DO THIS: All of the data should be output character for character, except the pictures.

MATERIAL:
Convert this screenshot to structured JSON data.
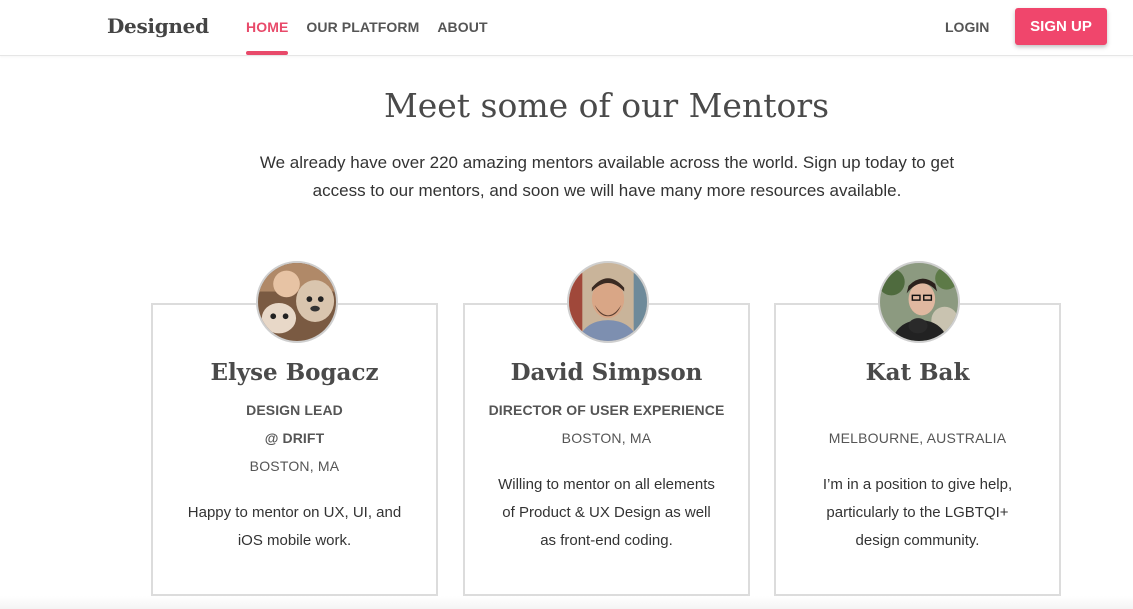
{
  "header": {
    "brand": "Designed",
    "nav": [
      {
        "label": "HOME",
        "active": true
      },
      {
        "label": "OUR PLATFORM",
        "active": false
      },
      {
        "label": "ABOUT",
        "active": false
      }
    ],
    "login_label": "LOGIN",
    "signup_label": "SIGN UP"
  },
  "hero": {
    "title": "Meet some of our Mentors",
    "intro": "We already have over 220 amazing mentors available across the world. Sign up today to get access to our mentors, and soon we will have many more resources available."
  },
  "mentors": [
    {
      "name": "Elyse Bogacz",
      "title": "DESIGN LEAD",
      "company": "@ DRIFT",
      "location": "BOSTON, MA",
      "bio": "Happy to mentor on UX, UI, and iOS mobile work."
    },
    {
      "name": "David Simpson",
      "title": "DIRECTOR OF USER EXPERIENCE",
      "location": "BOSTON, MA",
      "bio": "Willing to mentor on all elements of Product & UX Design as well as front-end coding."
    },
    {
      "name": "Kat Bak",
      "location": "MELBOURNE, AUSTRALIA",
      "bio": "I’m in a position to give help, particularly to the LGBTQI+ design community."
    }
  ],
  "colors": {
    "accent": "#f0466c",
    "active_nav": "#e84a6a",
    "card_border": "#dcdcdc"
  }
}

RESPONSE TO THE EXERCISE:
Convert this screenshot to structured JSON data.
{
  "header": {
    "brand": "Designed",
    "nav": [
      {
        "label": "HOME",
        "active": true
      },
      {
        "label": "OUR PLATFORM",
        "active": false
      },
      {
        "label": "ABOUT",
        "active": false
      }
    ],
    "login_label": "LOGIN",
    "signup_label": "SIGN UP"
  },
  "hero": {
    "title": "Meet some of our Mentors",
    "intro": "We already have over 220 amazing mentors available across the world. Sign up today to get access to our mentors, and soon we will have many more resources available."
  },
  "mentors": [
    {
      "name": "Elyse Bogacz",
      "title": "DESIGN LEAD",
      "company": "@ DRIFT",
      "location": "BOSTON, MA",
      "bio": "Happy to mentor on UX, UI, and iOS mobile work."
    },
    {
      "name": "David Simpson",
      "title": "DIRECTOR OF USER EXPERIENCE",
      "location": "BOSTON, MA",
      "bio": "Willing to mentor on all elements of Product & UX Design as well as front-end coding."
    },
    {
      "name": "Kat Bak",
      "location": "MELBOURNE, AUSTRALIA",
      "bio": "I’m in a position to give help, particularly to the LGBTQI+ design community."
    }
  ],
  "colors": {
    "accent": "#f0466c",
    "active_nav": "#e84a6a",
    "card_border": "#dcdcdc"
  }
}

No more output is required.